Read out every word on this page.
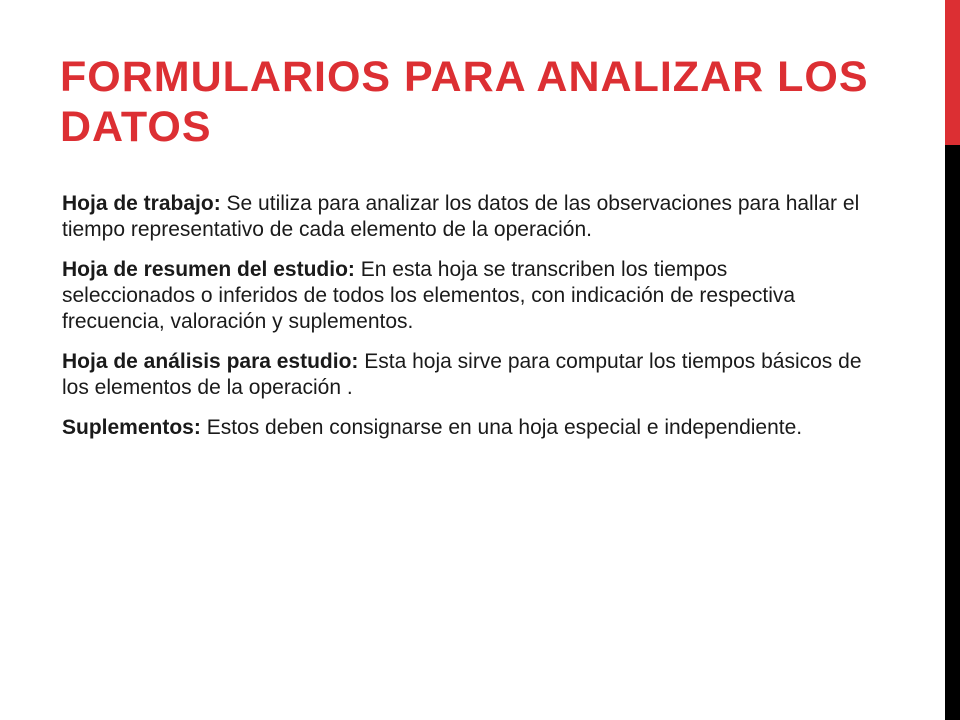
FORMULARIOS PARA ANALIZAR LOS DATOS

Hoja de trabajo: Se utiliza para analizar los datos de las observaciones para hallar el tiempo representativo de cada elemento de la operación.

Hoja de resumen del estudio: En esta hoja se transcriben los tiempos seleccionados o inferidos de todos los elementos, con indicación de respectiva frecuencia, valoración y suplementos.

Hoja de análisis para estudio: Esta hoja sirve para computar los tiempos básicos de los elementos de la operación .

Suplementos: Estos deben consignarse en una hoja especial e independiente.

========

Copy out every line of the material above exactly, skipping the pictures.

**Correct output**
Read out every word on this page.
FORMULARIOS PARA ANALIZAR LOS DATOS

Hoja de trabajo: Se utiliza para analizar los datos de las observaciones para hallar el tiempo representativo de cada elemento de la operación.

Hoja de resumen del estudio: En esta hoja se transcriben los tiempos seleccionados o inferidos de todos los elementos, con indicación de respectiva frecuencia, valoración y suplementos.

Hoja de análisis para estudio: Esta hoja sirve para computar los tiempos básicos de los elementos de la operación .

Suplementos: Estos deben consignarse en una hoja especial e independiente.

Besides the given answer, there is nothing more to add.